Task details> Read the lines below. Copy out any that hold the string "Material".

Supplied records>
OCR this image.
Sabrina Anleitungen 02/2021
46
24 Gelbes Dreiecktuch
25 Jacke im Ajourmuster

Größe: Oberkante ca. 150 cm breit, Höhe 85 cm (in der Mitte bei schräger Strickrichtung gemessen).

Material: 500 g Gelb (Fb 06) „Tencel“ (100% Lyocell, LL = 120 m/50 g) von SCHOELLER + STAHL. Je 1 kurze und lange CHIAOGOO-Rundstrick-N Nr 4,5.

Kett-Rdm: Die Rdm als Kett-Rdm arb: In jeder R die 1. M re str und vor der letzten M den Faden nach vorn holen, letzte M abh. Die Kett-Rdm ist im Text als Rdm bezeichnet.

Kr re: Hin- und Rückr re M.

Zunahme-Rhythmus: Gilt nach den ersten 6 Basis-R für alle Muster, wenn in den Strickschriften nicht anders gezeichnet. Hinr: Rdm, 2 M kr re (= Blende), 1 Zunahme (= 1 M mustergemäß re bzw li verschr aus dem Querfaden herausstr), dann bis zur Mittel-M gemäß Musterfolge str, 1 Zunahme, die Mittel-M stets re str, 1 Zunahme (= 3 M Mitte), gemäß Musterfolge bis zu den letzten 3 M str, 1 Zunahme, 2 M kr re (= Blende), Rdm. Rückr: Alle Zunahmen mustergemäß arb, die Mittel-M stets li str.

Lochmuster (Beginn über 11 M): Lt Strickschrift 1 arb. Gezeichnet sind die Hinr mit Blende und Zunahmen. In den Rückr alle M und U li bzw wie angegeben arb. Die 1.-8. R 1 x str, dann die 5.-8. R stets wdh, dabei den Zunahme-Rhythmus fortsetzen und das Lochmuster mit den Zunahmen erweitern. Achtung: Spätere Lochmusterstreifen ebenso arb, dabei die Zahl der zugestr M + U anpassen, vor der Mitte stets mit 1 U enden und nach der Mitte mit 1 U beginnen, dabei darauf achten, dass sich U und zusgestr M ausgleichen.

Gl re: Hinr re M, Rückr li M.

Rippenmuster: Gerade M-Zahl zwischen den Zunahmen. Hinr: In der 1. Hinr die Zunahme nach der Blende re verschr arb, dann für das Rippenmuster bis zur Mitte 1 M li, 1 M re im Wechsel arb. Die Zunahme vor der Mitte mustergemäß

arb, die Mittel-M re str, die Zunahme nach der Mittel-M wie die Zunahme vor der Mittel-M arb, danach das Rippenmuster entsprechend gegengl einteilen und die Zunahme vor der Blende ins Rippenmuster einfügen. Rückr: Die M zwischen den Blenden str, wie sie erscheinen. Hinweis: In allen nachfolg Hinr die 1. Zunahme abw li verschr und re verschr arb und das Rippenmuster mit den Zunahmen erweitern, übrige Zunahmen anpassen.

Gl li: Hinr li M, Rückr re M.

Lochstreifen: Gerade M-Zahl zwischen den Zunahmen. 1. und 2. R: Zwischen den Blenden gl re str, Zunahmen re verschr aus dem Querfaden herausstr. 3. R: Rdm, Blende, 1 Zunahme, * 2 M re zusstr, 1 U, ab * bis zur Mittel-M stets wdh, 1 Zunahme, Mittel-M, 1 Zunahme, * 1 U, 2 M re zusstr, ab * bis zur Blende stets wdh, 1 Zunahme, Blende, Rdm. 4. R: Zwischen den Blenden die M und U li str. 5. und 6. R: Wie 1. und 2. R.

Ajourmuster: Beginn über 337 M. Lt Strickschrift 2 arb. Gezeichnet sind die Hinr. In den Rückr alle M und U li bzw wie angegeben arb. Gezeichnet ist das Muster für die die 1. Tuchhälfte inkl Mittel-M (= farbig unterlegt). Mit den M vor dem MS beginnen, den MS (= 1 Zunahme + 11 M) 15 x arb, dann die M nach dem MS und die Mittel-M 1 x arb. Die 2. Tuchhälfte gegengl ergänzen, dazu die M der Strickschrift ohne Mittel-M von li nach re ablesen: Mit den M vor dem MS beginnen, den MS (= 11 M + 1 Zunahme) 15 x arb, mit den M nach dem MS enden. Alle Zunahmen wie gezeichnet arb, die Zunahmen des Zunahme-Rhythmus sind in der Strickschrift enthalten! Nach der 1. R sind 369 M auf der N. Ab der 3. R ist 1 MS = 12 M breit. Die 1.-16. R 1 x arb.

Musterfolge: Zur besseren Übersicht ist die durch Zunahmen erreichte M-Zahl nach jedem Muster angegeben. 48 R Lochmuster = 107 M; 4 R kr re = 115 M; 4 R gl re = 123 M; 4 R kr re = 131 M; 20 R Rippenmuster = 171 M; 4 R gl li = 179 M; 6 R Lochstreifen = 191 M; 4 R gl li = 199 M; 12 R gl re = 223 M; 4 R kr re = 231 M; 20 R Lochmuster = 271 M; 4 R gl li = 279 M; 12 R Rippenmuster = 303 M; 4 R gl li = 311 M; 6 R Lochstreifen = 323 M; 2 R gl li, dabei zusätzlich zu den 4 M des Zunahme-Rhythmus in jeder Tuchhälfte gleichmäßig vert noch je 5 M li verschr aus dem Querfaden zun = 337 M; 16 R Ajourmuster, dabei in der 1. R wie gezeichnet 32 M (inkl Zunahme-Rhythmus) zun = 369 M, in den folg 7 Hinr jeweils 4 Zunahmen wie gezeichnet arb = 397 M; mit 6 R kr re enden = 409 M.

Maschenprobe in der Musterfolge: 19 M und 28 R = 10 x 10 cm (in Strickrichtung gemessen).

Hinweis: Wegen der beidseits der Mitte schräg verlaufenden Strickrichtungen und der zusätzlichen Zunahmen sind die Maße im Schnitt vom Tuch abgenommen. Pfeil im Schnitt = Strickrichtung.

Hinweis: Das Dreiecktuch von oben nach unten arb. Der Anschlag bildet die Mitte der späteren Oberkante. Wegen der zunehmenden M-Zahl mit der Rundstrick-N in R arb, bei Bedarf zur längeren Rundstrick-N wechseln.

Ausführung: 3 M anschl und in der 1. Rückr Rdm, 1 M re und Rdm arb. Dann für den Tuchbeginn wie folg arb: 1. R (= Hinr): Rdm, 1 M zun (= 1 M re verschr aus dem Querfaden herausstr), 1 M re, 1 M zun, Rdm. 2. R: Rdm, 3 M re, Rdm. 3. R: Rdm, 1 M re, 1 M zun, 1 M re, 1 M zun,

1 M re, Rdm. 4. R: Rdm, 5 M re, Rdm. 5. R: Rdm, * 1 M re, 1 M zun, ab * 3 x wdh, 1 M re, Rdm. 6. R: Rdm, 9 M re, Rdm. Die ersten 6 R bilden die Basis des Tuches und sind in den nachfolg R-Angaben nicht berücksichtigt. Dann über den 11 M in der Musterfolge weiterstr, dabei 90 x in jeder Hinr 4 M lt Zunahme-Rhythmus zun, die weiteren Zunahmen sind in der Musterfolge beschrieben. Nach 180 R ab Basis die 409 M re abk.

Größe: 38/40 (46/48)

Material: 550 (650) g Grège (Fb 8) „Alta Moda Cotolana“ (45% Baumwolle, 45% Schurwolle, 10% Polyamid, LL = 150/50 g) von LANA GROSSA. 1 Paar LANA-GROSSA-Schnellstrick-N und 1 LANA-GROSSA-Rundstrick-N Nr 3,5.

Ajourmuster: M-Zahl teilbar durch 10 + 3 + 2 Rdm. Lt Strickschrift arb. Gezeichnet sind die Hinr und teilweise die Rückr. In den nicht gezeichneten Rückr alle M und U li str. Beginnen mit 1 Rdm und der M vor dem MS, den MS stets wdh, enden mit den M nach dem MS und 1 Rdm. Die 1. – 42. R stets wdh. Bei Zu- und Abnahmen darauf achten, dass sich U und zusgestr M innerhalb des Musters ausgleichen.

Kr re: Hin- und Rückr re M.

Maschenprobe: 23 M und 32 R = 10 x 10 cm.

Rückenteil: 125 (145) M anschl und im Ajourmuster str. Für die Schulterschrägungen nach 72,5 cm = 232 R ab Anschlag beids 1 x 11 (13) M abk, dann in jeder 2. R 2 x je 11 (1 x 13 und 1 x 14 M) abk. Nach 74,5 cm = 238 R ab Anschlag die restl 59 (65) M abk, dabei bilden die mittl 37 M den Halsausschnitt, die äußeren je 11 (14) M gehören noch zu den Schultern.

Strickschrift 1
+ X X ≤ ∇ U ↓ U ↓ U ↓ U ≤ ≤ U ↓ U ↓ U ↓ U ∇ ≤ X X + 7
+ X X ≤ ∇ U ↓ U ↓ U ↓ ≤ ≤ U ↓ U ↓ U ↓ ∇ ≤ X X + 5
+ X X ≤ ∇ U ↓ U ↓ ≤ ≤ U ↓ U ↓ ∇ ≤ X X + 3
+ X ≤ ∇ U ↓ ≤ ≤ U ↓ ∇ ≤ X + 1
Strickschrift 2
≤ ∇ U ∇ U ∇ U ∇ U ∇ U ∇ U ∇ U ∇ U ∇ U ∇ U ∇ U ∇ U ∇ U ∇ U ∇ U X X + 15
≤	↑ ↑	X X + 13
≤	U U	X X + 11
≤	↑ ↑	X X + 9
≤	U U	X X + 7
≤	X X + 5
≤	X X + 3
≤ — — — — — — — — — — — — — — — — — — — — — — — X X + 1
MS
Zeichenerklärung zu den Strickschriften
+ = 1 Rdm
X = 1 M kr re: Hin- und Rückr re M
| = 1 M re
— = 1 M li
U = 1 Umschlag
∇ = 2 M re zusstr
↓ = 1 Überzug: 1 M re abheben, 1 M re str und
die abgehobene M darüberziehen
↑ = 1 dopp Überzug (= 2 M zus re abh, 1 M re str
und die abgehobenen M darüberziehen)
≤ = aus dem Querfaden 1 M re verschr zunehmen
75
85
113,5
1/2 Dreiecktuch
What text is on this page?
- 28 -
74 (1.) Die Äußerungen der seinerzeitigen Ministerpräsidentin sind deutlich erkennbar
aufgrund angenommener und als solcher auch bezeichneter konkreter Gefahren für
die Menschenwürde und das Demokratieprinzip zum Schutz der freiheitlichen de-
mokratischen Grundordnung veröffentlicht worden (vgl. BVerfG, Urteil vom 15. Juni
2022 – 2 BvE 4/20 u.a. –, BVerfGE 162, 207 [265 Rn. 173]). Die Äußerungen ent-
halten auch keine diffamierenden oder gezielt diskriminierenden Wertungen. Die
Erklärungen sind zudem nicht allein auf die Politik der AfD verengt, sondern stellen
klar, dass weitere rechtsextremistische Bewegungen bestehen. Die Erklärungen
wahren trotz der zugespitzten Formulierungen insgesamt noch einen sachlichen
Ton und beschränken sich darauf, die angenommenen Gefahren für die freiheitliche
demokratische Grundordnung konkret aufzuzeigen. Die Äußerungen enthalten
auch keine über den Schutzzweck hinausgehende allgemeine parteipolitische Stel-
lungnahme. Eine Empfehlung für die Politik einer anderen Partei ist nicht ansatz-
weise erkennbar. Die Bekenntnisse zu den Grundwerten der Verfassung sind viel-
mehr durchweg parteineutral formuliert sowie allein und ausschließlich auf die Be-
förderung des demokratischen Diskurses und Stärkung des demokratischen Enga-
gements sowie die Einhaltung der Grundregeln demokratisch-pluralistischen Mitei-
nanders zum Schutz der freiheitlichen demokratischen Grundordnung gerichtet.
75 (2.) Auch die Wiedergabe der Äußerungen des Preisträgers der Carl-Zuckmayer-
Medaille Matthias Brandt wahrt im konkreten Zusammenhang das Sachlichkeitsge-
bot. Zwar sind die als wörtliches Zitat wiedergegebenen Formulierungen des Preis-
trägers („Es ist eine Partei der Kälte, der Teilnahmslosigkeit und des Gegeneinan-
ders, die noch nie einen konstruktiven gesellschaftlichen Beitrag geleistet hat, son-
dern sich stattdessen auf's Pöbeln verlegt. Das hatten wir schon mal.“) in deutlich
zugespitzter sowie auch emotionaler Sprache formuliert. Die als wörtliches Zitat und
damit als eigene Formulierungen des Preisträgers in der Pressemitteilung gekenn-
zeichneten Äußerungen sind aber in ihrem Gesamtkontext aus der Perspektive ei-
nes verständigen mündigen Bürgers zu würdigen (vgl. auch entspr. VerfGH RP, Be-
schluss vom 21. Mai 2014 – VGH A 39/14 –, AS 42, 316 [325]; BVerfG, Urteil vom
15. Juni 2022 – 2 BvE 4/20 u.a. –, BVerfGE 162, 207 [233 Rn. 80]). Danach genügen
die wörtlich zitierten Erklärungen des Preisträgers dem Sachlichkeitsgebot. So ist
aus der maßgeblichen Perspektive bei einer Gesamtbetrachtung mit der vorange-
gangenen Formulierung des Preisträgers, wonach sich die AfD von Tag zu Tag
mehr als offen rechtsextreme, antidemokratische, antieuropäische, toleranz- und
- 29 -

Solution to the problem>
Material: 500 g Gelb (Fb 06) „Tencel“ (100% Lyocell, LL = 120 m/50 g) von SCHOELLER + STAHL. Je 1 kurze und lange CHIAOGOO-Rundstrick-N Nr 4,5.
Material: 550 (650) g Grège (Fb 8) „Alta Moda Cotolana“ (45% Baumwolle, 45% Schurwolle, 10% Polyamid, LL = 150/50 g) von LANA GROSSA. 1 Paar LANA-GROSSA-Schnellstrick-N und 1 LANA-GROSSA-Rundstrick-N Nr 3,5.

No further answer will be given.